▶ [CHALLENGE]:
Look through the data below. Collect every line where the word "title" occurs.

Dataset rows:
►

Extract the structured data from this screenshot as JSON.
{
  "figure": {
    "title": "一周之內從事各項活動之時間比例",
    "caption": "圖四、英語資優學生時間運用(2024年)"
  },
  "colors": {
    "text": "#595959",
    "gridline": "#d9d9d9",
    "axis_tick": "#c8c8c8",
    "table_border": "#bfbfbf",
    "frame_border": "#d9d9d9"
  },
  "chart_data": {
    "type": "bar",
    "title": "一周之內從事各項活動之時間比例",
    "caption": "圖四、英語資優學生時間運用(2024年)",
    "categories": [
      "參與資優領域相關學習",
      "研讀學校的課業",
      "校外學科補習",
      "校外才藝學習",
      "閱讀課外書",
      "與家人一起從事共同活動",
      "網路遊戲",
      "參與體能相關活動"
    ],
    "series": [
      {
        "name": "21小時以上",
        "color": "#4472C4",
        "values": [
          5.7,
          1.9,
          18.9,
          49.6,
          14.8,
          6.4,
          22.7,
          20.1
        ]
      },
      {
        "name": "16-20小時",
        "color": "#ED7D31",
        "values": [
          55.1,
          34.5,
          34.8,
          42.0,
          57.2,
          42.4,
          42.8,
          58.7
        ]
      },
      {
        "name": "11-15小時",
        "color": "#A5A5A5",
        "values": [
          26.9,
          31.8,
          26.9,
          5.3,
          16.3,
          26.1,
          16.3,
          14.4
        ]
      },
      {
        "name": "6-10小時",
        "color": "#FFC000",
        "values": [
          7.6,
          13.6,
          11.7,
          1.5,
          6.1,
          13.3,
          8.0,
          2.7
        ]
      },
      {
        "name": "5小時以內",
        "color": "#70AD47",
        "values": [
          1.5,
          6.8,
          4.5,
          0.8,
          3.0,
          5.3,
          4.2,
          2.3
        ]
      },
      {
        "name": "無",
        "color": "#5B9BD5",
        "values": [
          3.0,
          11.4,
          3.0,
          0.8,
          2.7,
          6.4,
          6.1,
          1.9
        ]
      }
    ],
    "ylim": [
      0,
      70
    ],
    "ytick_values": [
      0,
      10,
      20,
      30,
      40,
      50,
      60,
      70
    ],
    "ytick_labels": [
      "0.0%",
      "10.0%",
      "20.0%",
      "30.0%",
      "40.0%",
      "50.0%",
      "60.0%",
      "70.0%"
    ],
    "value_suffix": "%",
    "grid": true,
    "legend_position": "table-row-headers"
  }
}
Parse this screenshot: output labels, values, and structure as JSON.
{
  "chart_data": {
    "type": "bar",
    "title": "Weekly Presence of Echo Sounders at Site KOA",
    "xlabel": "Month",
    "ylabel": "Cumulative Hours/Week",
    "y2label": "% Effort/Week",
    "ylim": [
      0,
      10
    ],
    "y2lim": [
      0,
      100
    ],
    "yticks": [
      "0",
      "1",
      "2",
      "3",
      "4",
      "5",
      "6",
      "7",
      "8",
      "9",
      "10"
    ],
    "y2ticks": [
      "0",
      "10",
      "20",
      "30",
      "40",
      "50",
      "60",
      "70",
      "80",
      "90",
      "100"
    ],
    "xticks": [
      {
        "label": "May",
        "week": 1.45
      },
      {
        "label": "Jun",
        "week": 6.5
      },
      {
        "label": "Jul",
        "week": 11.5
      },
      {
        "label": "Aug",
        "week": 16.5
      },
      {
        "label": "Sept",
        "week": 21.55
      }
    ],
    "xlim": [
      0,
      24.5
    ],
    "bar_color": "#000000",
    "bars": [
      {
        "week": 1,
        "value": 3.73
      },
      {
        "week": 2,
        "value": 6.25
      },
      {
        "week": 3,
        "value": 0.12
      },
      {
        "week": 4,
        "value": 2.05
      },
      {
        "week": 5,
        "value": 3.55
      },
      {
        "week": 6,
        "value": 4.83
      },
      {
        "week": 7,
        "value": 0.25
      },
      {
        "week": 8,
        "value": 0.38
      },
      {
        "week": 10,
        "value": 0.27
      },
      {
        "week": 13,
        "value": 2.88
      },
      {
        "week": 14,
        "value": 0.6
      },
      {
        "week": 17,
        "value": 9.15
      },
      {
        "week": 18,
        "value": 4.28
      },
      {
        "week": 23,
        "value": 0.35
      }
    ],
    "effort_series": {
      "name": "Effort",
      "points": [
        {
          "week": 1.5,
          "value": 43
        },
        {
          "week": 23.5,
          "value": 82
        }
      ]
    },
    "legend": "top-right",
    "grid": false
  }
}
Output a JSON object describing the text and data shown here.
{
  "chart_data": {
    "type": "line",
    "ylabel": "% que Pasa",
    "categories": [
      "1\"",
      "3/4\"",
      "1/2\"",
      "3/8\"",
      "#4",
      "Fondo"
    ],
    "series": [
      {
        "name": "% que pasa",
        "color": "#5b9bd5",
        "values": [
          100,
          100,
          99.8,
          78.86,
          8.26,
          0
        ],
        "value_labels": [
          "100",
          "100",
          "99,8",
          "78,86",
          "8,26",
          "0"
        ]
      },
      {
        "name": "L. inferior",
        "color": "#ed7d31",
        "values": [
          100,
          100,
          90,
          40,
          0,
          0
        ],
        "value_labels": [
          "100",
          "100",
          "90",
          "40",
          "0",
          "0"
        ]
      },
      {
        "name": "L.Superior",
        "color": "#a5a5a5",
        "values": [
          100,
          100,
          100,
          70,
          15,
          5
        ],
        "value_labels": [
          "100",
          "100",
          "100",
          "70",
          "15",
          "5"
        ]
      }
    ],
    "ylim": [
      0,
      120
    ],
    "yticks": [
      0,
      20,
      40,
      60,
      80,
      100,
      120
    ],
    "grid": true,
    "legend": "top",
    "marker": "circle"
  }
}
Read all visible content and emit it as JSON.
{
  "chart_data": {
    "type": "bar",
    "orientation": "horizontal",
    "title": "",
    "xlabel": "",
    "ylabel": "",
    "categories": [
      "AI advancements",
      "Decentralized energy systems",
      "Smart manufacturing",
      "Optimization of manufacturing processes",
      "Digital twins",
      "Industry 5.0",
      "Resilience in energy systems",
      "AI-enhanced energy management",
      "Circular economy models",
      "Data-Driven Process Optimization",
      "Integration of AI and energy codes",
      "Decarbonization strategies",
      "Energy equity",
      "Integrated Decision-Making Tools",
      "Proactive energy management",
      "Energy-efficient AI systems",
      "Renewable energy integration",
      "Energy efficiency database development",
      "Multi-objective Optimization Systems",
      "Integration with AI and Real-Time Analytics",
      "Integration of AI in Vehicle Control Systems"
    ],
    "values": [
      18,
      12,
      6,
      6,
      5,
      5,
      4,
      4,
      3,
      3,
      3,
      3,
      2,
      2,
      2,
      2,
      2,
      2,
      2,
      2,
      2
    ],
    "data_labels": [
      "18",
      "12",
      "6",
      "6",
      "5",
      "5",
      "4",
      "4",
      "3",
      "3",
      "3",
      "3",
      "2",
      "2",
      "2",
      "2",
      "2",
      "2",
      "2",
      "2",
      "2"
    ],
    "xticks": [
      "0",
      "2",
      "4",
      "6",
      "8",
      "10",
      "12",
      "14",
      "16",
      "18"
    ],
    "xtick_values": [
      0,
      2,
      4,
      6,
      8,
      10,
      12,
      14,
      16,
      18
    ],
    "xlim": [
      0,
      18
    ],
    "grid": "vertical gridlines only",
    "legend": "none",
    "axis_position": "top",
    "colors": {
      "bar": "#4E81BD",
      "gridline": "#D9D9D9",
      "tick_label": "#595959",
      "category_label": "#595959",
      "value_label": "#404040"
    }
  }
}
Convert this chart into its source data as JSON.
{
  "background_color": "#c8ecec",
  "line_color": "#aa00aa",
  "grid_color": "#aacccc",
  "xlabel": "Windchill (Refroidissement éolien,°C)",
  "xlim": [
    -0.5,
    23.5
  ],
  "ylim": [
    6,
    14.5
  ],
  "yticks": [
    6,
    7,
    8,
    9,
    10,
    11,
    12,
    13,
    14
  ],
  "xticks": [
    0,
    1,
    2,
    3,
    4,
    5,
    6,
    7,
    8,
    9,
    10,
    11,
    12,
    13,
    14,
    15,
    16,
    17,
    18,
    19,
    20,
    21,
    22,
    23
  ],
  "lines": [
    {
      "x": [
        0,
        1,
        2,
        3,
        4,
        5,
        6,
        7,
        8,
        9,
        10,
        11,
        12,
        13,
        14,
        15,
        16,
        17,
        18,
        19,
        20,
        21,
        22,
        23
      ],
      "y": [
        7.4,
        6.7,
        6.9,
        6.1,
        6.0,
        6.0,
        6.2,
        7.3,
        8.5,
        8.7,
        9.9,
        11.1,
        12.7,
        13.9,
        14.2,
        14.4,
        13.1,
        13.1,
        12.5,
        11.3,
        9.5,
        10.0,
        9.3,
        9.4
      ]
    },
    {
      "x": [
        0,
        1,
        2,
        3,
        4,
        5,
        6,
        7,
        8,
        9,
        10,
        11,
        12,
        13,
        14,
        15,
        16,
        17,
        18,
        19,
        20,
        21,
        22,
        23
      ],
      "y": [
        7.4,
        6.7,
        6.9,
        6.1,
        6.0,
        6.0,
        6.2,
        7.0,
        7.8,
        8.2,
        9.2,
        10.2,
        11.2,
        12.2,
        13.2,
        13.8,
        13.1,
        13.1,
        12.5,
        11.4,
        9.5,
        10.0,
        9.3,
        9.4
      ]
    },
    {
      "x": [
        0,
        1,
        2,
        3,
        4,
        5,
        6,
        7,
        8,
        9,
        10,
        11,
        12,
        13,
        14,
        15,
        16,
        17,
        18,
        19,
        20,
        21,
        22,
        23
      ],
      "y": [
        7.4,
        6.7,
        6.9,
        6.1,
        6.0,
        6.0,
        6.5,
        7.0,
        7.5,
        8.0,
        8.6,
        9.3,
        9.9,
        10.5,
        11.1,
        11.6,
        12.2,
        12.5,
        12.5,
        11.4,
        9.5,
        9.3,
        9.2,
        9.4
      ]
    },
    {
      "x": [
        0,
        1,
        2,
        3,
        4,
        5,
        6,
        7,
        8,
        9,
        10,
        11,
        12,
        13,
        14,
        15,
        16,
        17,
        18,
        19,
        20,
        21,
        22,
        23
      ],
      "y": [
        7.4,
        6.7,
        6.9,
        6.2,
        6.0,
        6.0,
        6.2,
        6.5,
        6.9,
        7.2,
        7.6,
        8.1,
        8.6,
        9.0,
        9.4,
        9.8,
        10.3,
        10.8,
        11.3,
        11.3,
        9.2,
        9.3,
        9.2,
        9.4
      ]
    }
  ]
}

◄

▶ [FINISHED EXERCISE]:
    "title": "一周之內從事各項活動之時間比例",
    "title": "一周之內從事各項活動之時間比例",
    "title": "Weekly Presence of Echo Sounders at Site KOA",
    "title": "",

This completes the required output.